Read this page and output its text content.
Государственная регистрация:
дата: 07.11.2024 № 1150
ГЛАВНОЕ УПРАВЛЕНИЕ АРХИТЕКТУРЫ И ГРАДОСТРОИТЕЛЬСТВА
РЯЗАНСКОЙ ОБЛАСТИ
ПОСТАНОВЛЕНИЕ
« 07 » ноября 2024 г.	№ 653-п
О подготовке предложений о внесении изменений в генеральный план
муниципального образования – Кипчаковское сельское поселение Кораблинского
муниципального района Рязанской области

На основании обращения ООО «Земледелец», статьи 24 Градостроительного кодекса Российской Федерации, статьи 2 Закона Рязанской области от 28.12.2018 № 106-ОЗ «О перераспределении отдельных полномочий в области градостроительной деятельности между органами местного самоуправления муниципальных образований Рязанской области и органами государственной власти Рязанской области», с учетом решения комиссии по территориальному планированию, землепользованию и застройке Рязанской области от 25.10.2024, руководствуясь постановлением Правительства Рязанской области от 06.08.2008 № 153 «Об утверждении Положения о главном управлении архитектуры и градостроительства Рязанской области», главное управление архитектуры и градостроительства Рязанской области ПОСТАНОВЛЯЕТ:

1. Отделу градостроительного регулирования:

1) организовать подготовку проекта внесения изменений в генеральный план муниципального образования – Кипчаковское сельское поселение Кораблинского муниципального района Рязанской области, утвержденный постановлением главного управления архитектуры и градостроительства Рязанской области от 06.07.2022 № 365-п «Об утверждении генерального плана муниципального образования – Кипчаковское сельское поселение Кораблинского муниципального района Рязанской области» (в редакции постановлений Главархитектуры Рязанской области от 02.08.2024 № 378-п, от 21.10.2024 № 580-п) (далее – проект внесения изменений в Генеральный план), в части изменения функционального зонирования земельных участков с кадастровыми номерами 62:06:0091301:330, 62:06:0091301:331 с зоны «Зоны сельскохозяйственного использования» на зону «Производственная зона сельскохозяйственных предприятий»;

--- --- ---

* Problem to work on
Extract the listing in its entirety and repeat it exactly.

* Finished exercise
Read this page and output its text content.
Государственная регистрация:
дата: 07.11.2024 № 1150
ГЛАВНОЕ УПРАВЛЕНИЕ АРХИТЕКТУРЫ И ГРАДОСТРОИТЕЛЬСТВА
РЯЗАНСКОЙ ОБЛАСТИ
ПОСТАНОВЛЕНИЕ
« 07 » ноября 2024 г.	№ 653-п
О подготовке предложений о внесении изменений в генеральный план
муниципального образования – Кипчаковское сельское поселение Кораблинского
муниципального района Рязанской области

На основании обращения ООО «Земледелец», статьи 24 Градостроительного кодекса Российской Федерации, статьи 2 Закона Рязанской области от 28.12.2018 № 106-ОЗ «О перераспределении отдельных полномочий в области градостроительной деятельности между органами местного самоуправления муниципальных образований Рязанской области и органами государственной власти Рязанской области», с учетом решения комиссии по территориальному планированию, землепользованию и застройке Рязанской области от 25.10.2024, руководствуясь постановлением Правительства Рязанской области от 06.08.2008 № 153 «Об утверждении Положения о главном управлении архитектуры и градостроительства Рязанской области», главное управление архитектуры и градостроительства Рязанской области ПОСТАНОВЛЯЕТ:

1. Отделу градостроительного регулирования:

1) организовать подготовку проекта внесения изменений в генеральный план муниципального образования – Кипчаковское сельское поселение Кораблинского муниципального района Рязанской области, утвержденный постановлением главного управления архитектуры и градостроительства Рязанской области от 06.07.2022 № 365-п «Об утверждении генерального плана муниципального образования – Кипчаковское сельское поселение Кораблинского муниципального района Рязанской области» (в редакции постановлений Главархитектуры Рязанской области от 02.08.2024 № 378-п, от 21.10.2024 № 580-п) (далее – проект внесения изменений в Генеральный план), в части изменения функционального зонирования земельных участков с кадастровыми номерами 62:06:0091301:330, 62:06:0091301:331 с зоны «Зоны сельскохозяйственного использования» на зону «Производственная зона сельскохозяйственных предприятий»;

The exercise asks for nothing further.